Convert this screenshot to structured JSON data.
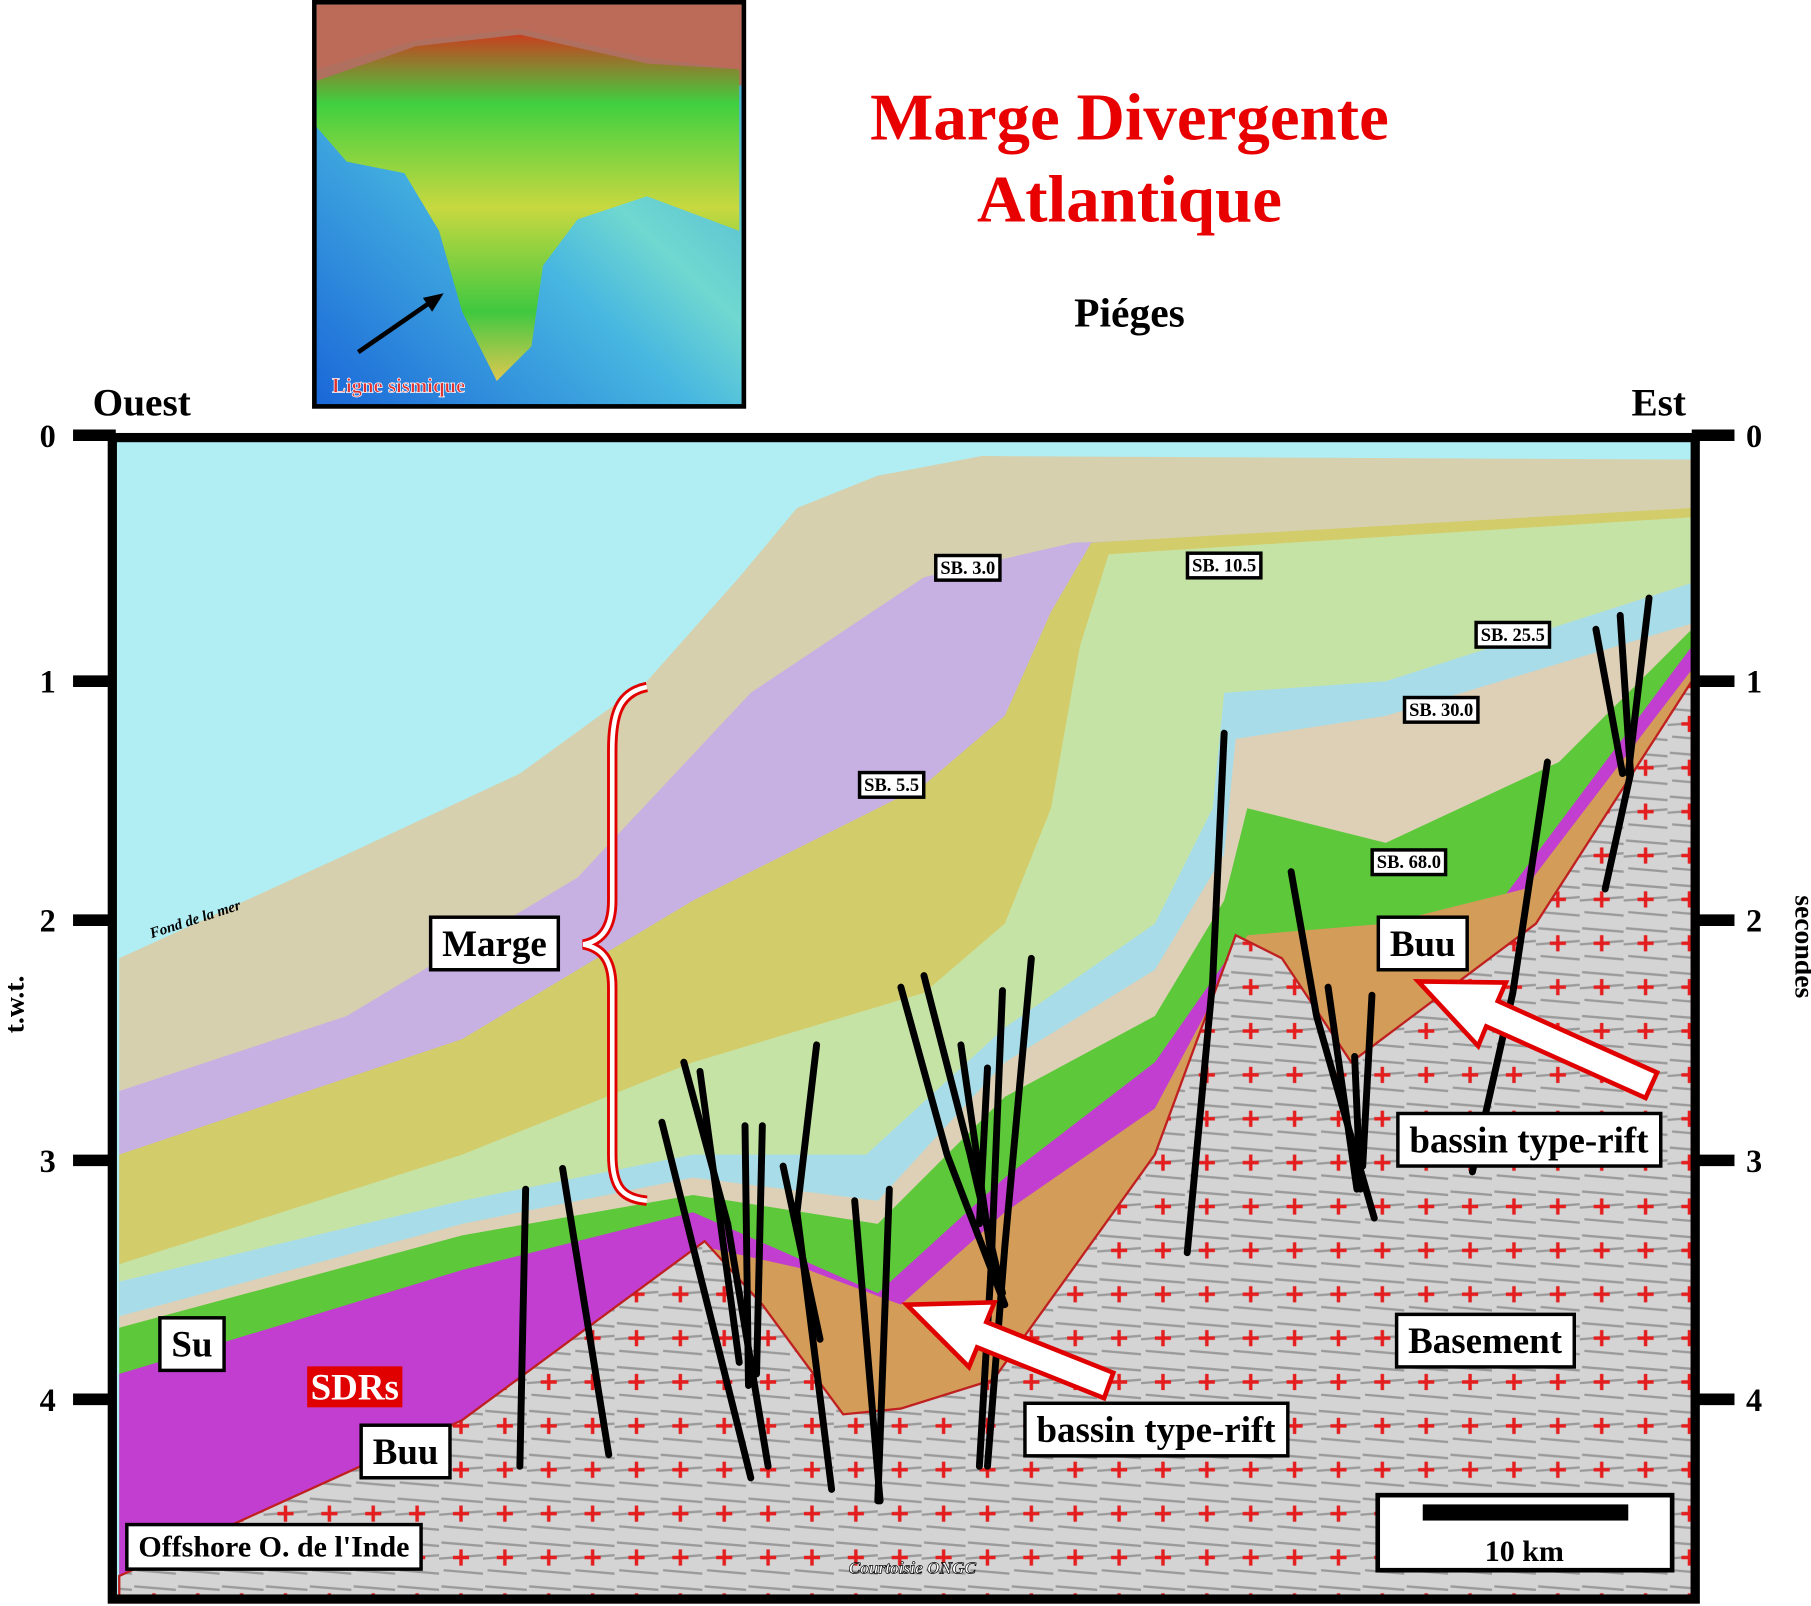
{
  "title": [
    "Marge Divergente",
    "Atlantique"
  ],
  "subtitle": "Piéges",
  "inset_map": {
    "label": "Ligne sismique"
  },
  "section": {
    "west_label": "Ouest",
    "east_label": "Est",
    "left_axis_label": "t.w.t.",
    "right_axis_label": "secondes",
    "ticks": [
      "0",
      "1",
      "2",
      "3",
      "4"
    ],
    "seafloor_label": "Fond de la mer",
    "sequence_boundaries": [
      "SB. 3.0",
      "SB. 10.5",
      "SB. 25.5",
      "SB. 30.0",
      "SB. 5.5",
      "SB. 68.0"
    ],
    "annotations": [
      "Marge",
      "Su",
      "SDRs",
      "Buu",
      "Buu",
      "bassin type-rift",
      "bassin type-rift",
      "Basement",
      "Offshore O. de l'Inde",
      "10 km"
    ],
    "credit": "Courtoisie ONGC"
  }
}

Problem to solve = Pictures in the records must not appear in the copy; transcribe everything else precisely.

Solution to this task =
Convert this screenshot to structured JSON data.
{
  "title": [
    "Marge Divergente",
    "Atlantique"
  ],
  "subtitle": "Piéges",
  "inset_map": {
    "label": "Ligne sismique"
  },
  "section": {
    "west_label": "Ouest",
    "east_label": "Est",
    "left_axis_label": "t.w.t.",
    "right_axis_label": "secondes",
    "ticks": [
      "0",
      "1",
      "2",
      "3",
      "4"
    ],
    "seafloor_label": "Fond de la mer",
    "sequence_boundaries": [
      "SB. 3.0",
      "SB. 10.5",
      "SB. 25.5",
      "SB. 30.0",
      "SB. 5.5",
      "SB. 68.0"
    ],
    "annotations": [
      "Marge",
      "Su",
      "SDRs",
      "Buu",
      "Buu",
      "bassin type-rift",
      "bassin type-rift",
      "Basement",
      "Offshore O. de l'Inde",
      "10 km"
    ],
    "credit": "Courtoisie ONGC"
  }
}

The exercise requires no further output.